Data for this task:
========================================================================

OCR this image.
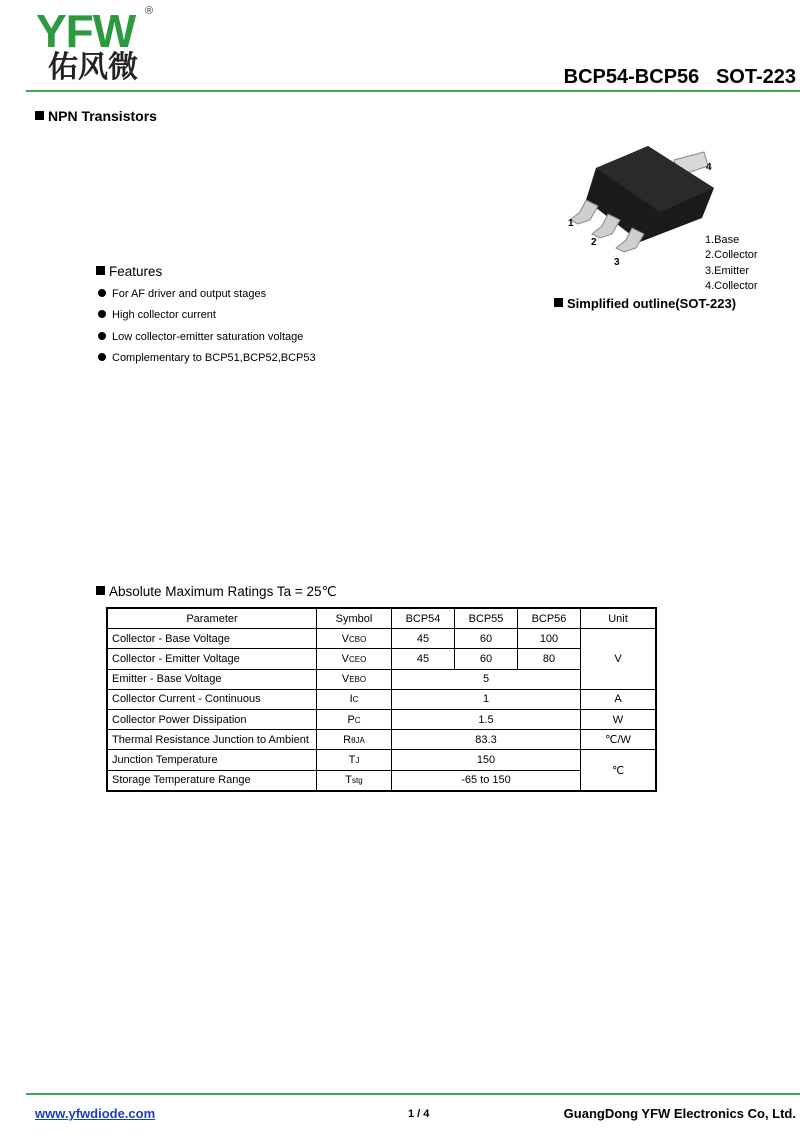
YFW ®
佑风微	BCP54-BCP56 SOT-223
NPN Transistors
1
2
3
4
1.Base
2.Collector
3.Emitter
4.Collector
Simplified outline(SOT-223)
Features
For AF driver and output stages
High collector current
Low collector-emitter saturation voltage
Complementary to BCP51,BCP52,BCP53
Absolute Maximum Ratings Ta = 25℃
Parameter	Symbol	BCP54	BCP55	BCP56	Unit
Collector - Base Voltage	VCBO	45	60	100	V
Collector - Emitter Voltage	VCEO	45	60	80	
Emitter - Base Voltage	VEBO	5			
Collector Current - Continuous	IC	1			A
Collector Power Dissipation	PC	1.5			W
Thermal Resistance Junction to Ambient	RθJA	83.3			℃/W
Junction Temperature	TJ	150			℃
Storage Temperature Range	Tstg	-65 to 150			
www.yfwdiode.com	1 / 4	GuangDong YFW Electronics Co, Ltd.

========================================================================

Task description:
Read the data above and pull out each line that holds the string "Junction".

Finished answer:
Thermal Resistance Junction to Ambient	RθJA	83.3			℃/W
Junction Temperature	TJ	150			℃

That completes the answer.